··· Exercise data
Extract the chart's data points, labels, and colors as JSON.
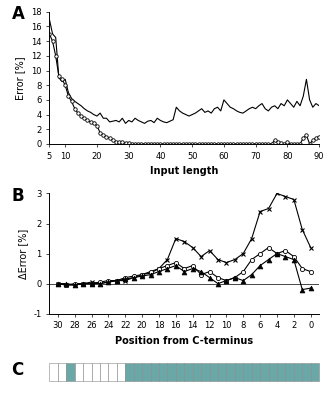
{
  "panel_A": {
    "title": "A",
    "xlabel": "Input length",
    "ylabel": "Error [%]",
    "ylim": [
      0,
      18
    ],
    "yticks": [
      0,
      2,
      4,
      6,
      8,
      10,
      12,
      14,
      16,
      18
    ],
    "xlim": [
      5,
      90
    ],
    "xticks": [
      5,
      10,
      20,
      30,
      40,
      50,
      60,
      70,
      80,
      90
    ],
    "line1_x": [
      5,
      6,
      7,
      8,
      9,
      10,
      11,
      12,
      13,
      14,
      15,
      16,
      17,
      18,
      19,
      20,
      21,
      22,
      23,
      24,
      25,
      26,
      27,
      28,
      29,
      30,
      31,
      32,
      33,
      34,
      35,
      36,
      37,
      38,
      39,
      40,
      41,
      42,
      43,
      44,
      45,
      46,
      47,
      48,
      49,
      50,
      51,
      52,
      53,
      54,
      55,
      56,
      57,
      58,
      59,
      60,
      61,
      62,
      63,
      64,
      65,
      66,
      67,
      68,
      69,
      70,
      71,
      72,
      73,
      74,
      75,
      76,
      77,
      78,
      79,
      80,
      81,
      82,
      83,
      84,
      85,
      86,
      87,
      88,
      89,
      90
    ],
    "line1_y": [
      17.0,
      15.0,
      14.5,
      9.0,
      8.5,
      8.8,
      7.0,
      6.2,
      5.8,
      5.5,
      5.2,
      4.8,
      4.5,
      4.3,
      4.0,
      3.8,
      4.2,
      3.5,
      3.5,
      3.0,
      3.1,
      3.2,
      3.0,
      3.5,
      2.8,
      3.2,
      3.0,
      3.5,
      3.2,
      3.0,
      2.8,
      3.1,
      3.2,
      2.9,
      3.5,
      3.2,
      3.0,
      2.9,
      3.1,
      3.3,
      5.0,
      4.5,
      4.2,
      4.0,
      3.8,
      4.0,
      4.2,
      4.5,
      4.8,
      4.3,
      4.5,
      4.2,
      4.8,
      5.0,
      4.5,
      6.0,
      5.5,
      5.0,
      4.8,
      4.5,
      4.3,
      4.2,
      4.5,
      4.8,
      5.0,
      4.8,
      5.2,
      5.5,
      4.8,
      4.5,
      5.0,
      5.2,
      4.8,
      5.5,
      5.2,
      6.0,
      5.5,
      5.0,
      5.8,
      5.2,
      6.5,
      8.8,
      6.0,
      5.0,
      5.5,
      5.2
    ],
    "line2_x": [
      5,
      6,
      7,
      8,
      9,
      10,
      11,
      12,
      13,
      14,
      15,
      16,
      17,
      18,
      19,
      20,
      21,
      22,
      23,
      24,
      25,
      26,
      27,
      28,
      29,
      30,
      31,
      32,
      33,
      34,
      35,
      36,
      37,
      38,
      39,
      40,
      41,
      42,
      43,
      44,
      45,
      46,
      47,
      48,
      49,
      50,
      51,
      52,
      53,
      54,
      55,
      56,
      57,
      58,
      59,
      60,
      61,
      62,
      63,
      64,
      65,
      66,
      67,
      68,
      69,
      70,
      71,
      72,
      73,
      74,
      75,
      76,
      77,
      78,
      79,
      80,
      81,
      82,
      83,
      84,
      85,
      86,
      87,
      88,
      89,
      90
    ],
    "line2_y": [
      15.0,
      14.0,
      12.0,
      9.2,
      8.8,
      8.0,
      6.5,
      5.8,
      4.8,
      4.2,
      3.8,
      3.5,
      3.2,
      3.0,
      2.8,
      2.5,
      1.5,
      1.2,
      1.0,
      0.8,
      0.5,
      0.3,
      0.2,
      0.2,
      0.1,
      0.1,
      0.0,
      0.0,
      0.0,
      0.0,
      0.0,
      0.0,
      0.0,
      0.0,
      0.0,
      0.0,
      0.0,
      0.0,
      0.0,
      0.0,
      0.0,
      0.0,
      0.0,
      0.0,
      0.0,
      0.0,
      0.0,
      0.0,
      0.0,
      0.0,
      0.0,
      0.0,
      0.0,
      0.0,
      0.0,
      0.0,
      0.0,
      0.0,
      0.0,
      0.0,
      0.0,
      0.0,
      0.0,
      0.0,
      0.0,
      0.0,
      0.0,
      0.0,
      0.0,
      0.0,
      0.0,
      0.5,
      0.2,
      0.1,
      0.0,
      0.2,
      0.0,
      0.0,
      0.0,
      0.0,
      0.8,
      1.2,
      0.0,
      0.5,
      0.8,
      1.0
    ]
  },
  "panel_B": {
    "title": "B",
    "xlabel": "Position from C-terminus",
    "ylabel": "ΔError [%]",
    "ylim": [
      -1,
      3
    ],
    "yticks": [
      -1,
      0,
      1,
      2,
      3
    ],
    "x_positions": [
      30,
      29,
      28,
      27,
      26,
      25,
      24,
      23,
      22,
      21,
      20,
      19,
      18,
      17,
      16,
      15,
      14,
      13,
      12,
      11,
      10,
      9,
      8,
      7,
      6,
      5,
      4,
      3,
      2,
      1,
      0
    ],
    "xticks": [
      30,
      28,
      26,
      24,
      22,
      20,
      18,
      16,
      14,
      12,
      10,
      8,
      6,
      4,
      2,
      0
    ],
    "line_y_cross": [
      0.0,
      -0.05,
      -0.05,
      0.0,
      0.05,
      0.0,
      0.05,
      0.1,
      0.1,
      0.2,
      0.3,
      0.35,
      0.5,
      0.8,
      1.5,
      1.4,
      1.2,
      0.9,
      1.1,
      0.8,
      0.7,
      0.8,
      1.0,
      1.5,
      2.4,
      2.5,
      3.0,
      2.9,
      2.8,
      1.8,
      1.2
    ],
    "line_y_circle": [
      0.0,
      -0.05,
      0.0,
      0.0,
      0.0,
      0.05,
      0.1,
      0.1,
      0.2,
      0.25,
      0.3,
      0.4,
      0.5,
      0.6,
      0.7,
      0.5,
      0.6,
      0.3,
      0.4,
      0.2,
      0.1,
      0.2,
      0.4,
      0.8,
      1.0,
      1.2,
      1.0,
      1.1,
      0.9,
      0.5,
      0.4
    ],
    "line_y_triangle": [
      0.0,
      0.0,
      -0.05,
      0.0,
      0.0,
      0.0,
      0.05,
      0.1,
      0.15,
      0.2,
      0.25,
      0.3,
      0.4,
      0.5,
      0.6,
      0.4,
      0.5,
      0.4,
      0.2,
      0.0,
      0.1,
      0.2,
      0.1,
      0.3,
      0.6,
      0.8,
      1.0,
      0.9,
      0.8,
      -0.2,
      -0.15
    ]
  },
  "panel_C": {
    "title": "C",
    "n_cells": 32,
    "colors": [
      "#ffffff",
      "#ffffff",
      "#6aA8A8",
      "#ffffff",
      "#ffffff",
      "#ffffff",
      "#ffffff",
      "#ffffff",
      "#ffffff",
      "#6aA8A8",
      "#6aA8A8",
      "#6aA8A8",
      "#6aA8A8",
      "#6aA8A8",
      "#6aA8A8",
      "#6aA8A8",
      "#6aA8A8",
      "#6aA8A8",
      "#6aA8A8",
      "#6aA8A8",
      "#6aA8A8",
      "#6aA8A8",
      "#6aA8A8",
      "#6aA8A8",
      "#6aA8A8",
      "#6aA8A8",
      "#6aA8A8",
      "#6aA8A8",
      "#6aA8A8",
      "#6aA8A8",
      "#6aA8A8",
      "#6aA8A8"
    ]
  },
  "bg_color": "#ffffff",
  "line_color": "#000000"
}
······
**Set exercise:** Each line above is to be copied verbatim. Drop any image from the copy.

**Correct answer:**
Extract the chart's data points, labels, and colors as JSON.
{
  "panel_A": {
    "title": "A",
    "xlabel": "Input length",
    "ylabel": "Error [%]",
    "ylim": [
      0,
      18
    ],
    "yticks": [
      0,
      2,
      4,
      6,
      8,
      10,
      12,
      14,
      16,
      18
    ],
    "xlim": [
      5,
      90
    ],
    "xticks": [
      5,
      10,
      20,
      30,
      40,
      50,
      60,
      70,
      80,
      90
    ],
    "line1_x": [
      5,
      6,
      7,
      8,
      9,
      10,
      11,
      12,
      13,
      14,
      15,
      16,
      17,
      18,
      19,
      20,
      21,
      22,
      23,
      24,
      25,
      26,
      27,
      28,
      29,
      30,
      31,
      32,
      33,
      34,
      35,
      36,
      37,
      38,
      39,
      40,
      41,
      42,
      43,
      44,
      45,
      46,
      47,
      48,
      49,
      50,
      51,
      52,
      53,
      54,
      55,
      56,
      57,
      58,
      59,
      60,
      61,
      62,
      63,
      64,
      65,
      66,
      67,
      68,
      69,
      70,
      71,
      72,
      73,
      74,
      75,
      76,
      77,
      78,
      79,
      80,
      81,
      82,
      83,
      84,
      85,
      86,
      87,
      88,
      89,
      90
    ],
    "line1_y": [
      17.0,
      15.0,
      14.5,
      9.0,
      8.5,
      8.8,
      7.0,
      6.2,
      5.8,
      5.5,
      5.2,
      4.8,
      4.5,
      4.3,
      4.0,
      3.8,
      4.2,
      3.5,
      3.5,
      3.0,
      3.1,
      3.2,
      3.0,
      3.5,
      2.8,
      3.2,
      3.0,
      3.5,
      3.2,
      3.0,
      2.8,
      3.1,
      3.2,
      2.9,
      3.5,
      3.2,
      3.0,
      2.9,
      3.1,
      3.3,
      5.0,
      4.5,
      4.2,
      4.0,
      3.8,
      4.0,
      4.2,
      4.5,
      4.8,
      4.3,
      4.5,
      4.2,
      4.8,
      5.0,
      4.5,
      6.0,
      5.5,
      5.0,
      4.8,
      4.5,
      4.3,
      4.2,
      4.5,
      4.8,
      5.0,
      4.8,
      5.2,
      5.5,
      4.8,
      4.5,
      5.0,
      5.2,
      4.8,
      5.5,
      5.2,
      6.0,
      5.5,
      5.0,
      5.8,
      5.2,
      6.5,
      8.8,
      6.0,
      5.0,
      5.5,
      5.2
    ],
    "line2_x": [
      5,
      6,
      7,
      8,
      9,
      10,
      11,
      12,
      13,
      14,
      15,
      16,
      17,
      18,
      19,
      20,
      21,
      22,
      23,
      24,
      25,
      26,
      27,
      28,
      29,
      30,
      31,
      32,
      33,
      34,
      35,
      36,
      37,
      38,
      39,
      40,
      41,
      42,
      43,
      44,
      45,
      46,
      47,
      48,
      49,
      50,
      51,
      52,
      53,
      54,
      55,
      56,
      57,
      58,
      59,
      60,
      61,
      62,
      63,
      64,
      65,
      66,
      67,
      68,
      69,
      70,
      71,
      72,
      73,
      74,
      75,
      76,
      77,
      78,
      79,
      80,
      81,
      82,
      83,
      84,
      85,
      86,
      87,
      88,
      89,
      90
    ],
    "line2_y": [
      15.0,
      14.0,
      12.0,
      9.2,
      8.8,
      8.0,
      6.5,
      5.8,
      4.8,
      4.2,
      3.8,
      3.5,
      3.2,
      3.0,
      2.8,
      2.5,
      1.5,
      1.2,
      1.0,
      0.8,
      0.5,
      0.3,
      0.2,
      0.2,
      0.1,
      0.1,
      0.0,
      0.0,
      0.0,
      0.0,
      0.0,
      0.0,
      0.0,
      0.0,
      0.0,
      0.0,
      0.0,
      0.0,
      0.0,
      0.0,
      0.0,
      0.0,
      0.0,
      0.0,
      0.0,
      0.0,
      0.0,
      0.0,
      0.0,
      0.0,
      0.0,
      0.0,
      0.0,
      0.0,
      0.0,
      0.0,
      0.0,
      0.0,
      0.0,
      0.0,
      0.0,
      0.0,
      0.0,
      0.0,
      0.0,
      0.0,
      0.0,
      0.0,
      0.0,
      0.0,
      0.0,
      0.5,
      0.2,
      0.1,
      0.0,
      0.2,
      0.0,
      0.0,
      0.0,
      0.0,
      0.8,
      1.2,
      0.0,
      0.5,
      0.8,
      1.0
    ]
  },
  "panel_B": {
    "title": "B",
    "xlabel": "Position from C-terminus",
    "ylabel": "ΔError [%]",
    "ylim": [
      -1,
      3
    ],
    "yticks": [
      -1,
      0,
      1,
      2,
      3
    ],
    "x_positions": [
      30,
      29,
      28,
      27,
      26,
      25,
      24,
      23,
      22,
      21,
      20,
      19,
      18,
      17,
      16,
      15,
      14,
      13,
      12,
      11,
      10,
      9,
      8,
      7,
      6,
      5,
      4,
      3,
      2,
      1,
      0
    ],
    "xticks": [
      30,
      28,
      26,
      24,
      22,
      20,
      18,
      16,
      14,
      12,
      10,
      8,
      6,
      4,
      2,
      0
    ],
    "line_y_cross": [
      0.0,
      -0.05,
      -0.05,
      0.0,
      0.05,
      0.0,
      0.05,
      0.1,
      0.1,
      0.2,
      0.3,
      0.35,
      0.5,
      0.8,
      1.5,
      1.4,
      1.2,
      0.9,
      1.1,
      0.8,
      0.7,
      0.8,
      1.0,
      1.5,
      2.4,
      2.5,
      3.0,
      2.9,
      2.8,
      1.8,
      1.2
    ],
    "line_y_circle": [
      0.0,
      -0.05,
      0.0,
      0.0,
      0.0,
      0.05,
      0.1,
      0.1,
      0.2,
      0.25,
      0.3,
      0.4,
      0.5,
      0.6,
      0.7,
      0.5,
      0.6,
      0.3,
      0.4,
      0.2,
      0.1,
      0.2,
      0.4,
      0.8,
      1.0,
      1.2,
      1.0,
      1.1,
      0.9,
      0.5,
      0.4
    ],
    "line_y_triangle": [
      0.0,
      0.0,
      -0.05,
      0.0,
      0.0,
      0.0,
      0.05,
      0.1,
      0.15,
      0.2,
      0.25,
      0.3,
      0.4,
      0.5,
      0.6,
      0.4,
      0.5,
      0.4,
      0.2,
      0.0,
      0.1,
      0.2,
      0.1,
      0.3,
      0.6,
      0.8,
      1.0,
      0.9,
      0.8,
      -0.2,
      -0.15
    ]
  },
  "panel_C": {
    "title": "C",
    "n_cells": 32,
    "colors": [
      "#ffffff",
      "#ffffff",
      "#6aA8A8",
      "#ffffff",
      "#ffffff",
      "#ffffff",
      "#ffffff",
      "#ffffff",
      "#ffffff",
      "#6aA8A8",
      "#6aA8A8",
      "#6aA8A8",
      "#6aA8A8",
      "#6aA8A8",
      "#6aA8A8",
      "#6aA8A8",
      "#6aA8A8",
      "#6aA8A8",
      "#6aA8A8",
      "#6aA8A8",
      "#6aA8A8",
      "#6aA8A8",
      "#6aA8A8",
      "#6aA8A8",
      "#6aA8A8",
      "#6aA8A8",
      "#6aA8A8",
      "#6aA8A8",
      "#6aA8A8",
      "#6aA8A8",
      "#6aA8A8",
      "#6aA8A8"
    ]
  },
  "bg_color": "#ffffff",
  "line_color": "#000000"
}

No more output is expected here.